Stored items
====================

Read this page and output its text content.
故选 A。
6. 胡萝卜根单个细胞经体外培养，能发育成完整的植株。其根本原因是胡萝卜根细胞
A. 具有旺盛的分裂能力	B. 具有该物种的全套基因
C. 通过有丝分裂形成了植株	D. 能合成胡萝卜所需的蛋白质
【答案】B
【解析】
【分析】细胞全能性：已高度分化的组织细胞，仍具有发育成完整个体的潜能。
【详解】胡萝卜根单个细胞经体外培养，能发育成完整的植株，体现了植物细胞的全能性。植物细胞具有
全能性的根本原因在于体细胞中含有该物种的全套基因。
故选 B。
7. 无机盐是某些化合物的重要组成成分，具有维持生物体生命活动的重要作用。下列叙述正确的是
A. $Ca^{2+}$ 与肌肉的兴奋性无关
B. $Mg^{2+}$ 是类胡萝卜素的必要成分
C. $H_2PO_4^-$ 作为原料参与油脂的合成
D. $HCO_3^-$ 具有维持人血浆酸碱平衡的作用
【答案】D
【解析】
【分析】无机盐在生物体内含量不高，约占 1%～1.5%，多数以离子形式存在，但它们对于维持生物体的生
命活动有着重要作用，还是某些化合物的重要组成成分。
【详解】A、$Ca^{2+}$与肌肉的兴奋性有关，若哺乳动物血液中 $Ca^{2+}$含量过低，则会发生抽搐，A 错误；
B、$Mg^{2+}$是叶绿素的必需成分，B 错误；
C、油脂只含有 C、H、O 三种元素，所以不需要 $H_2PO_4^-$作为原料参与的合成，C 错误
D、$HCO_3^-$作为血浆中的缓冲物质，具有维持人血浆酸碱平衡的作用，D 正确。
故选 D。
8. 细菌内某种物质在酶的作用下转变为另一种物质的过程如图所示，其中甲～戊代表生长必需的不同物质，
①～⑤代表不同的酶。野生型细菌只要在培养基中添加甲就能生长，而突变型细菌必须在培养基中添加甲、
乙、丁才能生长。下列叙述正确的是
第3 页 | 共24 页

====================

▶ Goal
Using the material above, print every entry exactly as written.

▶ Final result
Read this page and output its text content.
故选 A。
6. 胡萝卜根单个细胞经体外培养，能发育成完整的植株。其根本原因是胡萝卜根细胞
A. 具有旺盛的分裂能力	B. 具有该物种的全套基因
C. 通过有丝分裂形成了植株	D. 能合成胡萝卜所需的蛋白质
【答案】B
【解析】
【分析】细胞全能性：已高度分化的组织细胞，仍具有发育成完整个体的潜能。
【详解】胡萝卜根单个细胞经体外培养，能发育成完整的植株，体现了植物细胞的全能性。植物细胞具有
全能性的根本原因在于体细胞中含有该物种的全套基因。
故选 B。
7. 无机盐是某些化合物的重要组成成分，具有维持生物体生命活动的重要作用。下列叙述正确的是
A. $Ca^{2+}$ 与肌肉的兴奋性无关
B. $Mg^{2+}$ 是类胡萝卜素的必要成分
C. $H_2PO_4^-$ 作为原料参与油脂的合成
D. $HCO_3^-$ 具有维持人血浆酸碱平衡的作用
【答案】D
【解析】
【分析】无机盐在生物体内含量不高，约占 1%～1.5%，多数以离子形式存在，但它们对于维持生物体的生
命活动有着重要作用，还是某些化合物的重要组成成分。
【详解】A、$Ca^{2+}$与肌肉的兴奋性有关，若哺乳动物血液中 $Ca^{2+}$含量过低，则会发生抽搐，A 错误；
B、$Mg^{2+}$是叶绿素的必需成分，B 错误；
C、油脂只含有 C、H、O 三种元素，所以不需要 $H_2PO_4^-$作为原料参与的合成，C 错误
D、$HCO_3^-$作为血浆中的缓冲物质，具有维持人血浆酸碱平衡的作用，D 正确。
故选 D。
8. 细菌内某种物质在酶的作用下转变为另一种物质的过程如图所示，其中甲～戊代表生长必需的不同物质，
①～⑤代表不同的酶。野生型细菌只要在培养基中添加甲就能生长，而突变型细菌必须在培养基中添加甲、
乙、丁才能生长。下列叙述正确的是
第3 页 | 共24 页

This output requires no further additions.